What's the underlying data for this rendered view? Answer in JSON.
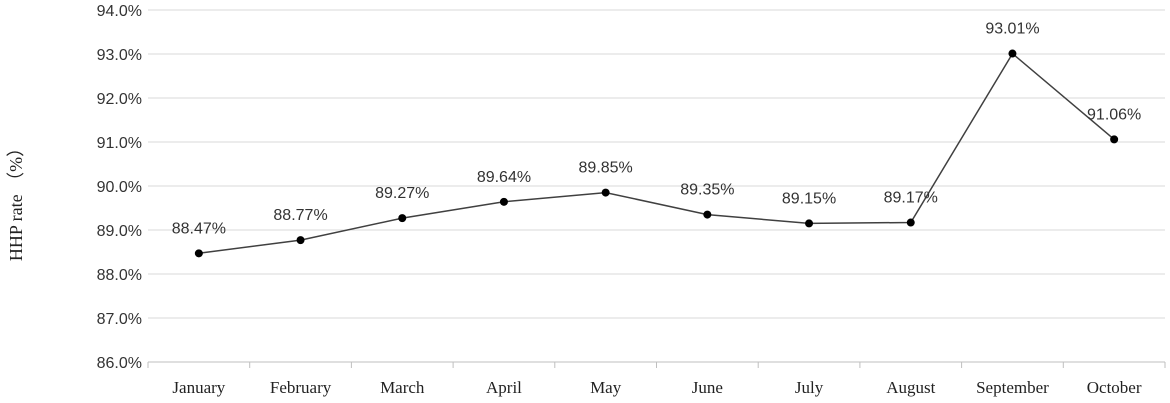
{
  "chart_data": {
    "type": "line",
    "ylabel": "HHP rate （%）",
    "xlabel": "",
    "categories": [
      "January",
      "February",
      "March",
      "April",
      "May",
      "June",
      "July",
      "August",
      "September",
      "October"
    ],
    "values": [
      88.47,
      88.77,
      89.27,
      89.64,
      89.85,
      89.35,
      89.15,
      89.17,
      93.01,
      91.06
    ],
    "data_labels": [
      "88.47%",
      "88.77%",
      "89.27%",
      "89.64%",
      "89.85%",
      "89.35%",
      "89.15%",
      "89.17%",
      "93.01%",
      "91.06%"
    ],
    "ylim": [
      86.0,
      94.0
    ],
    "yticks": [
      "86.0%",
      "87.0%",
      "88.0%",
      "89.0%",
      "90.0%",
      "91.0%",
      "92.0%",
      "93.0%",
      "94.0%"
    ],
    "grid": true,
    "legend": "none",
    "colors": {
      "line": "#404040",
      "marker": "#000000",
      "grid": "#d9d9d9"
    }
  }
}
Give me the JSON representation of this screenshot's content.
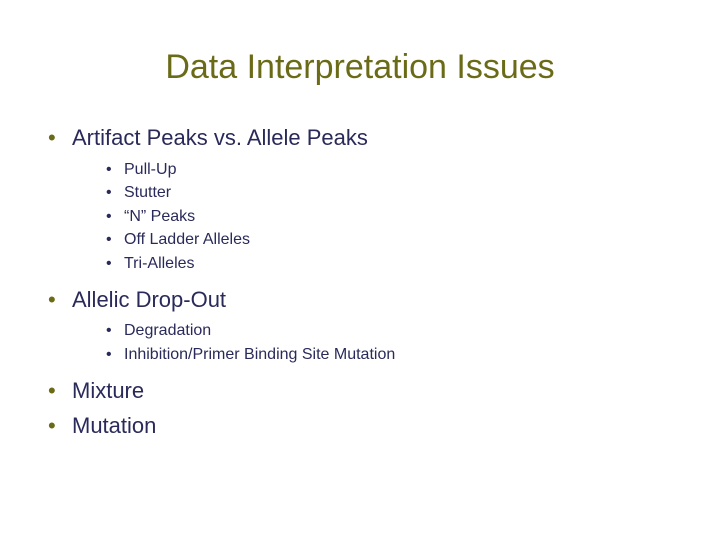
{
  "colors": {
    "title": "#6b6b17",
    "body_text": "#2a2a5a",
    "lvl1_bullet": "#6b6b17",
    "lvl2_bullet": "#2a2a5a",
    "background": "#ffffff"
  },
  "typography": {
    "title_fontsize": 34,
    "lvl1_fontsize": 22,
    "lvl2_fontsize": 16,
    "font_family": "Arial"
  },
  "slide": {
    "title": "Data Interpretation Issues",
    "items": [
      {
        "text": "Artifact Peaks vs. Allele Peaks",
        "sub": [
          "Pull-Up",
          "Stutter",
          "“N” Peaks",
          "Off Ladder Alleles",
          "Tri-Alleles"
        ]
      },
      {
        "text": "Allelic Drop-Out",
        "sub": [
          "Degradation",
          "Inhibition/Primer Binding Site Mutation"
        ]
      },
      {
        "text": "Mixture",
        "sub": []
      },
      {
        "text": "Mutation",
        "sub": []
      }
    ]
  }
}
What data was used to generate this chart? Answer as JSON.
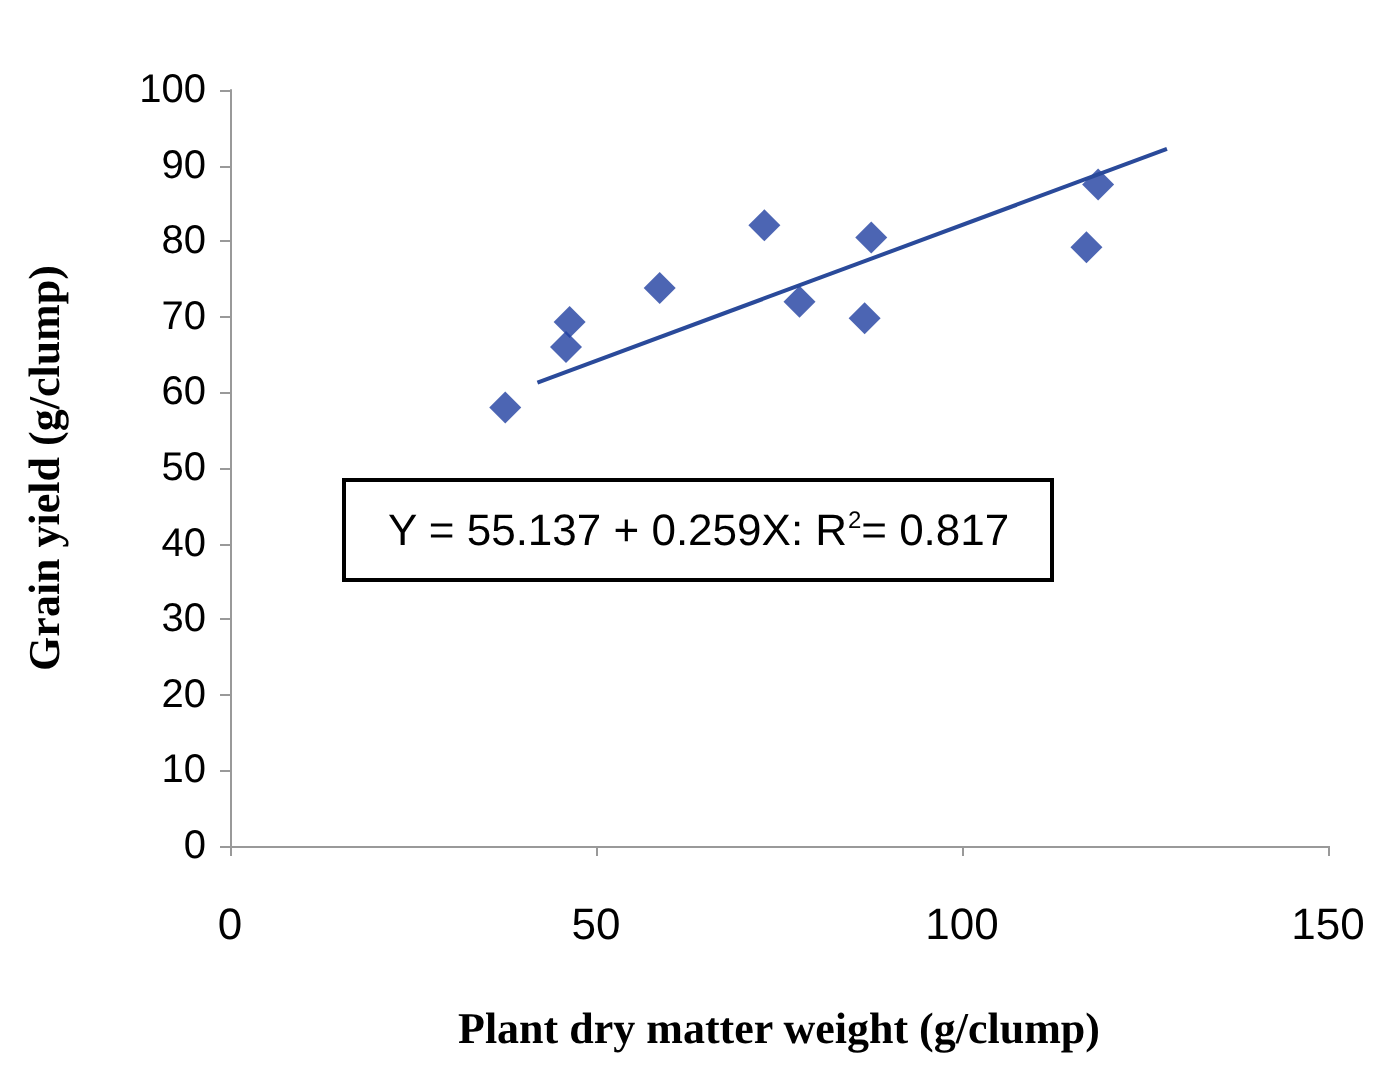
{
  "chart_data": {
    "type": "scatter",
    "xlabel": "Plant dry matter weight (g/clump)",
    "ylabel": "Grain yield (g/clump)",
    "xlim": [
      0,
      150
    ],
    "xticks": [
      0,
      50,
      100,
      150
    ],
    "ylim": [
      0,
      100
    ],
    "yticks": [
      0,
      10,
      20,
      30,
      40,
      50,
      60,
      70,
      80,
      90,
      100
    ],
    "grid": false,
    "marker": "diamond",
    "series": [
      {
        "color": "#1f3fa0",
        "x": [
          37.6,
          46.4,
          45.9,
          58.7,
          73,
          77.8,
          87.6,
          86.7,
          117,
          118.6
        ],
        "values": [
          58,
          69.3,
          66,
          73.8,
          82.1,
          72,
          80.5,
          69.8,
          79.2,
          87.5
        ]
      },
      {
        "type": "line",
        "marker": "none",
        "color": "#2a4a9a",
        "x": [
          42,
          128
        ],
        "values": [
          61.3,
          92.2
        ]
      }
    ],
    "annotations": [
      "Y = 55.137 + 0.259X: R$^{2}$= 0.817"
    ]
  }
}
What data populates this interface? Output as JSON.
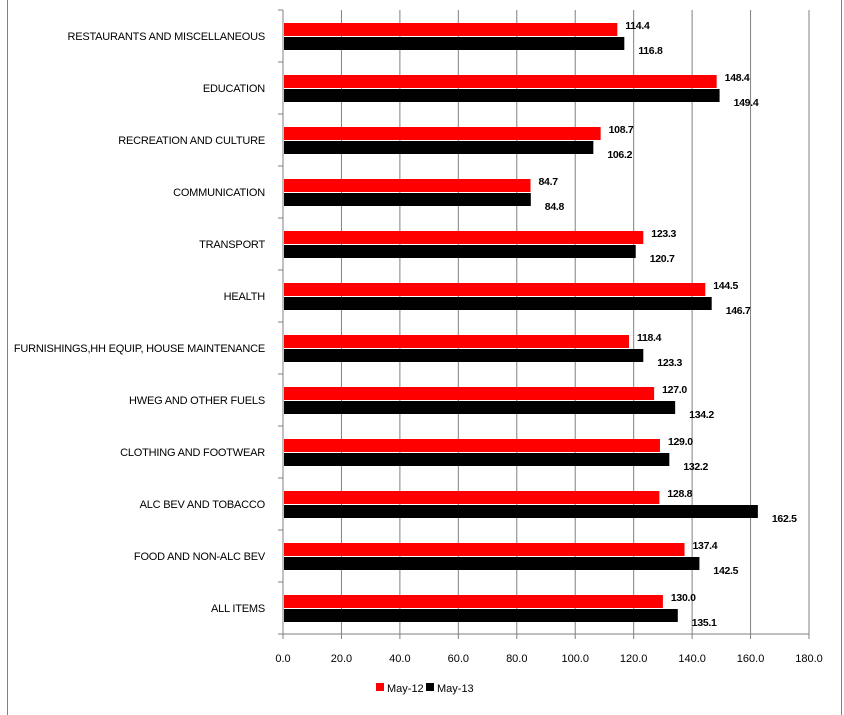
{
  "chart_data": {
    "type": "bar",
    "orientation": "horizontal",
    "categories": [
      "RESTAURANTS AND MISCELLANEOUS",
      "EDUCATION",
      "RECREATION AND CULTURE",
      "COMMUNICATION",
      "TRANSPORT",
      "HEALTH",
      "FURNISHINGS,HH EQUIP, HOUSE MAINTENANCE",
      "HWEG AND OTHER FUELS",
      "CLOTHING AND FOOTWEAR",
      "ALC BEV AND TOBACCO",
      "FOOD AND NON-ALC BEV",
      "ALL ITEMS"
    ],
    "series": [
      {
        "name": "May-12",
        "color": "#ff0000",
        "values": [
          114.4,
          148.4,
          108.7,
          84.7,
          123.3,
          144.5,
          118.4,
          127.0,
          129.0,
          128.8,
          137.4,
          130.0
        ],
        "labels": [
          "114.4",
          "148.4",
          "108.7",
          "84.7",
          "123.3",
          "144.5",
          "118.4",
          "127.0",
          "129.0",
          "128.8",
          "137.4",
          "130.0"
        ]
      },
      {
        "name": "May-13",
        "color": "#000000",
        "values": [
          116.8,
          149.4,
          106.2,
          84.8,
          120.7,
          146.7,
          123.3,
          134.2,
          132.2,
          162.5,
          142.5,
          135.1
        ],
        "labels": [
          "116.8",
          "149.4",
          "106.2",
          "84.8",
          "120.7",
          "146.7",
          "123.3",
          "134.2",
          "132.2",
          "162.5",
          "142.5",
          "135.1"
        ]
      }
    ],
    "xlim": [
      0,
      180
    ],
    "xticks": [
      0,
      20,
      40,
      60,
      80,
      100,
      120,
      140,
      160,
      180
    ],
    "xtick_labels": [
      "0.0",
      "20.0",
      "40.0",
      "60.0",
      "80.0",
      "100.0",
      "120.0",
      "140.0",
      "160.0",
      "180.0"
    ],
    "gridlines": "vertical",
    "legend_position": "bottom",
    "title": "",
    "xlabel": "",
    "ylabel": ""
  }
}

***

# [WRITTEN TASK]
Excluding the pictures, restate the records above word for word.

# [CORRECT OUTPUT]
What's the underlying data for this rendered view? Answer in JSON.
{
  "chart_data": {
    "type": "line",
    "ylabel": "HHP rate （%）",
    "xlabel": "",
    "categories": [
      "January",
      "February",
      "March",
      "April",
      "May",
      "June",
      "July",
      "August",
      "September",
      "October"
    ],
    "values": [
      88.47,
      88.77,
      89.27,
      89.64,
      89.85,
      89.35,
      89.15,
      89.17,
      93.01,
      91.06
    ],
    "data_labels": [
      "88.47%",
      "88.77%",
      "89.27%",
      "89.64%",
      "89.85%",
      "89.35%",
      "89.15%",
      "89.17%",
      "93.01%",
      "91.06%"
    ],
    "ylim": [
      86.0,
      94.0
    ],
    "yticks": [
      "86.0%",
      "87.0%",
      "88.0%",
      "89.0%",
      "90.0%",
      "91.0%",
      "92.0%",
      "93.0%",
      "94.0%"
    ],
    "grid": true,
    "legend": "none",
    "colors": {
      "line": "#404040",
      "marker": "#000000",
      "grid": "#d9d9d9"
    }
  }
}
Give me the JSON representation of this screenshot's content.
{
  "colors": {
    "title": "#6b6b17",
    "body_text": "#2a2a5a",
    "lvl1_bullet": "#6b6b17",
    "lvl2_bullet": "#2a2a5a",
    "background": "#ffffff"
  },
  "typography": {
    "title_fontsize": 34,
    "lvl1_fontsize": 22,
    "lvl2_fontsize": 16,
    "font_family": "Arial"
  },
  "slide": {
    "title": "Data Interpretation Issues",
    "items": [
      {
        "text": "Artifact Peaks vs. Allele Peaks",
        "sub": [
          "Pull-Up",
          "Stutter",
          "“N” Peaks",
          "Off Ladder Alleles",
          "Tri-Alleles"
        ]
      },
      {
        "text": "Allelic Drop-Out",
        "sub": [
          "Degradation",
          "Inhibition/Primer Binding Site Mutation"
        ]
      },
      {
        "text": "Mixture",
        "sub": []
      },
      {
        "text": "Mutation",
        "sub": []
      }
    ]
  }
}
What data was used to generate this chart? Answer as JSON.
{
  "chart_data": {
    "type": "scatter",
    "xlabel": "Plant dry matter weight (g/clump)",
    "ylabel": "Grain yield (g/clump)",
    "xlim": [
      0,
      150
    ],
    "xticks": [
      0,
      50,
      100,
      150
    ],
    "ylim": [
      0,
      100
    ],
    "yticks": [
      0,
      10,
      20,
      30,
      40,
      50,
      60,
      70,
      80,
      90,
      100
    ],
    "grid": false,
    "marker": "diamond",
    "series": [
      {
        "color": "#1f3fa0",
        "x": [
          37.6,
          46.4,
          45.9,
          58.7,
          73,
          77.8,
          87.6,
          86.7,
          117,
          118.6
        ],
        "values": [
          58,
          69.3,
          66,
          73.8,
          82.1,
          72,
          80.5,
          69.8,
          79.2,
          87.5
        ]
      },
      {
        "type": "line",
        "marker": "none",
        "color": "#2a4a9a",
        "x": [
          42,
          128
        ],
        "values": [
          61.3,
          92.2
        ]
      }
    ],
    "annotations": [
      "Y = 55.137 + 0.259X: R$^{2}$= 0.817"
    ]
  }
}
What data populates this interface? Output as JSON.
{
  "chart_data": {
    "type": "bar",
    "orientation": "horizontal",
    "categories": [
      "RESTAURANTS AND MISCELLANEOUS",
      "EDUCATION",
      "RECREATION AND CULTURE",
      "COMMUNICATION",
      "TRANSPORT",
      "HEALTH",
      "FURNISHINGS,HH EQUIP, HOUSE MAINTENANCE",
      "HWEG AND OTHER FUELS",
      "CLOTHING AND FOOTWEAR",
      "ALC BEV AND TOBACCO",
      "FOOD AND NON-ALC BEV",
      "ALL ITEMS"
    ],
    "series": [
      {
        "name": "May-12",
        "color": "#ff0000",
        "values": [
          114.4,
          148.4,
          108.7,
          84.7,
          123.3,
          144.5,
          118.4,
          127.0,
          129.0,
          128.8,
          137.4,
          130.0
        ],
        "labels": [
          "114.4",
          "148.4",
          "108.7",
          "84.7",
          "123.3",
          "144.5",
          "118.4",
          "127.0",
          "129.0",
          "128.8",
          "137.4",
          "130.0"
        ]
      },
      {
        "name": "May-13",
        "color": "#000000",
        "values": [
          116.8,
          149.4,
          106.2,
          84.8,
          120.7,
          146.7,
          123.3,
          134.2,
          132.2,
          162.5,
          142.5,
          135.1
        ],
        "labels": [
          "116.8",
          "149.4",
          "106.2",
          "84.8",
          "120.7",
          "146.7",
          "123.3",
          "134.2",
          "132.2",
          "162.5",
          "142.5",
          "135.1"
        ]
      }
    ],
    "xlim": [
      0,
      180
    ],
    "xticks": [
      0,
      20,
      40,
      60,
      80,
      100,
      120,
      140,
      160,
      180
    ],
    "xtick_labels": [
      "0.0",
      "20.0",
      "40.0",
      "60.0",
      "80.0",
      "100.0",
      "120.0",
      "140.0",
      "160.0",
      "180.0"
    ],
    "gridlines": "vertical",
    "legend_position": "bottom",
    "title": "",
    "xlabel": "",
    "ylabel": ""
  }
}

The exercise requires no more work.